Records from a collection of figures
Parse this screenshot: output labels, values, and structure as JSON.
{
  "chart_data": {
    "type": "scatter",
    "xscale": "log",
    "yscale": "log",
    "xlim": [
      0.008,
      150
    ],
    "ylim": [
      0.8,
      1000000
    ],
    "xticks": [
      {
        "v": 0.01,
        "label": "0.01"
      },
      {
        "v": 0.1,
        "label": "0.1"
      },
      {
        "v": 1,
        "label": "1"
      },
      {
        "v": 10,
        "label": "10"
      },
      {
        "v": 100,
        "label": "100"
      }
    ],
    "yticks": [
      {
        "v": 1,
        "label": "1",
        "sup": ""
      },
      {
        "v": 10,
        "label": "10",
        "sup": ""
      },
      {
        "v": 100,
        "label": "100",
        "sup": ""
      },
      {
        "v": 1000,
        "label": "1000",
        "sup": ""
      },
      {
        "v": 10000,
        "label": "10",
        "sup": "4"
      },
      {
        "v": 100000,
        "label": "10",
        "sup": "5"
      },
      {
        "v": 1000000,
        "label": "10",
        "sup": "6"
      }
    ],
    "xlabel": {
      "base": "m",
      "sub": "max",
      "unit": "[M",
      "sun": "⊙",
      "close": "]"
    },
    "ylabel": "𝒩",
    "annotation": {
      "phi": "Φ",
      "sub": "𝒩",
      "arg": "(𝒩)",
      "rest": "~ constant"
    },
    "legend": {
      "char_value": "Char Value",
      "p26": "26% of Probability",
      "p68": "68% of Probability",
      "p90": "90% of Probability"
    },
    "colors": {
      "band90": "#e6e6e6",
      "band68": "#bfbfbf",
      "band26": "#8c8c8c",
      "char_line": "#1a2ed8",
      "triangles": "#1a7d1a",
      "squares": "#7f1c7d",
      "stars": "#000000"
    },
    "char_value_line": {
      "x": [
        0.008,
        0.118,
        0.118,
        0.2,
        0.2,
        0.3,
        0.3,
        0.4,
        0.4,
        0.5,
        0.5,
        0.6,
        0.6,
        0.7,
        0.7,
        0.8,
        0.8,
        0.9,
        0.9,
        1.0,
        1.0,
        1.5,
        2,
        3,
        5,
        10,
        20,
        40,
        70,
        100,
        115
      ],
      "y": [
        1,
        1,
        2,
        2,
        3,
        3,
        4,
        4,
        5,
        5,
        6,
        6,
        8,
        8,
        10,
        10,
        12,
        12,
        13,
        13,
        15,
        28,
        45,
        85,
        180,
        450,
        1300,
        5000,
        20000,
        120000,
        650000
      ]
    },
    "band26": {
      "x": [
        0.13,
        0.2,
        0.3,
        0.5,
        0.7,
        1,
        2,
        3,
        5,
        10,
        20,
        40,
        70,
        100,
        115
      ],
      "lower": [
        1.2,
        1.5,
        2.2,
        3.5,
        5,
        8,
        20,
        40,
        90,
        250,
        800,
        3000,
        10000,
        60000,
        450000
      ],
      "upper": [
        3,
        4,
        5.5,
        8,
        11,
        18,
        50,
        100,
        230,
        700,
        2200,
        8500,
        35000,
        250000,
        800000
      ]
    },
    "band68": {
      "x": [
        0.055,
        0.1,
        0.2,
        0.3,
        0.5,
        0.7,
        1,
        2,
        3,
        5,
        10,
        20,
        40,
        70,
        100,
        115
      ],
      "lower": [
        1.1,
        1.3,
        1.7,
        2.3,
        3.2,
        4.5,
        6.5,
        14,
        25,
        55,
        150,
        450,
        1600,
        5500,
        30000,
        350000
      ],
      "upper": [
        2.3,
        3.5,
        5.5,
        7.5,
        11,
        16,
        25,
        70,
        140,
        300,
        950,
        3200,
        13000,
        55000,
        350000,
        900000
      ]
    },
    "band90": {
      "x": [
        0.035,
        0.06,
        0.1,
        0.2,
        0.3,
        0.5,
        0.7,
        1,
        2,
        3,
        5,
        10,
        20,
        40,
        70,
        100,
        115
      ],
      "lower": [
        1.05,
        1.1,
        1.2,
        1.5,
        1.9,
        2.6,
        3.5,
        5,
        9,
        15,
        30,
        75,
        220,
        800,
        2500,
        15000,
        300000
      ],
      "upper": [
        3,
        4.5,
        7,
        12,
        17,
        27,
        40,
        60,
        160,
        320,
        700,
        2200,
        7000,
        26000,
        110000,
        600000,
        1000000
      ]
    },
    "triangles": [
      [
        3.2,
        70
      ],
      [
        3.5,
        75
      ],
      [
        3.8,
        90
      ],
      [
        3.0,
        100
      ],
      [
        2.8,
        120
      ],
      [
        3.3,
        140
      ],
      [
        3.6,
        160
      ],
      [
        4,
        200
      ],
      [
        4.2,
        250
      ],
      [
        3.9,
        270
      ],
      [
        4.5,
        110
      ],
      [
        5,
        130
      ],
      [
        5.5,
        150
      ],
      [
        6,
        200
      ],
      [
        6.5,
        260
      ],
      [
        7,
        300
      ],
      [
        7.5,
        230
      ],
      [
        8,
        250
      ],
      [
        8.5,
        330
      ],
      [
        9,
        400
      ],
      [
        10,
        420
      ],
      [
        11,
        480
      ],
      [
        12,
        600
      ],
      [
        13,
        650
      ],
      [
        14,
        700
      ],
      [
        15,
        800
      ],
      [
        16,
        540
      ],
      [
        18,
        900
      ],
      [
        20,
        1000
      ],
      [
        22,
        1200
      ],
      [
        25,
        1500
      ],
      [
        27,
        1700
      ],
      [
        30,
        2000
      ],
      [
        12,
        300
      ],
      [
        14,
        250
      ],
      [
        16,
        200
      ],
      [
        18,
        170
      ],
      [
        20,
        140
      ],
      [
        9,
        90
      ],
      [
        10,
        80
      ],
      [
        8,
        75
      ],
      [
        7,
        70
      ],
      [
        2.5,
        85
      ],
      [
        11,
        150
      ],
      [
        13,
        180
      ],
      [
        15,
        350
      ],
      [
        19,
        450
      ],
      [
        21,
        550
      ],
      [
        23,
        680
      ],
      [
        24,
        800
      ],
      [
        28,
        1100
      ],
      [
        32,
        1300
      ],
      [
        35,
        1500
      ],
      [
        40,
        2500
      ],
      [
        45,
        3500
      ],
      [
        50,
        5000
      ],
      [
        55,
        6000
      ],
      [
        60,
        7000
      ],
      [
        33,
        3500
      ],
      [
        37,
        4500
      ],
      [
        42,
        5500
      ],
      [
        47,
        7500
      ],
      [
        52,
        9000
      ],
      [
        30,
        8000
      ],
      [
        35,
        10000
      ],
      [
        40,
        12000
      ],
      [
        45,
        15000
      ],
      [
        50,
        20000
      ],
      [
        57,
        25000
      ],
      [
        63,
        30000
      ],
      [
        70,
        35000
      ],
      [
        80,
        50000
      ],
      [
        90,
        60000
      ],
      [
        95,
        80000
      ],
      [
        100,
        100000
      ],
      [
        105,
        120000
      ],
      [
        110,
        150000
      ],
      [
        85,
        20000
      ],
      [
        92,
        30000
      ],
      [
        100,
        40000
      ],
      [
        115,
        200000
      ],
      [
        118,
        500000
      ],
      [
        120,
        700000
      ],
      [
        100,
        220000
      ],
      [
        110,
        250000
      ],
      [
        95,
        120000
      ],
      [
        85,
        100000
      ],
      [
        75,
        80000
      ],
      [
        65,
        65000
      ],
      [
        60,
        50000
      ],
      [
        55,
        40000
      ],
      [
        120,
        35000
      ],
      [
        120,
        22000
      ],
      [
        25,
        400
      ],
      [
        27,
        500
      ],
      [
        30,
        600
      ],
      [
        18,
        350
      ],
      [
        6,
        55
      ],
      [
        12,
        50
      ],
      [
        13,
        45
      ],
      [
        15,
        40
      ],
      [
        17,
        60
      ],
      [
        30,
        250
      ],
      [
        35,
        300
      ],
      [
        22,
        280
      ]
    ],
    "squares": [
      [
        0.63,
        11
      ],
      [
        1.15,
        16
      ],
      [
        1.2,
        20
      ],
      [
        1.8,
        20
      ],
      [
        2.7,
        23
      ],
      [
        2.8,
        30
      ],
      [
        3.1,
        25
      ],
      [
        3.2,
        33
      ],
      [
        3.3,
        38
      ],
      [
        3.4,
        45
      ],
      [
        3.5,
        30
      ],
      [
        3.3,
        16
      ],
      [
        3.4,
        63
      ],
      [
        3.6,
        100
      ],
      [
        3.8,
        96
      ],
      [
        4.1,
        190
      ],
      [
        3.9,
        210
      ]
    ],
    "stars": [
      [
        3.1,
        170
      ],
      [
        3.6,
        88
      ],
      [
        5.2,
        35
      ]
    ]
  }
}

> **TASK DESCRIPTION**: Write out every line of the preceding listing that contains "Probability".

> **SOLUTION TO THE PROBLEM**:
      "p26": "26% of Probability",
      "p68": "68% of Probability",
      "p90": "90% of Probability"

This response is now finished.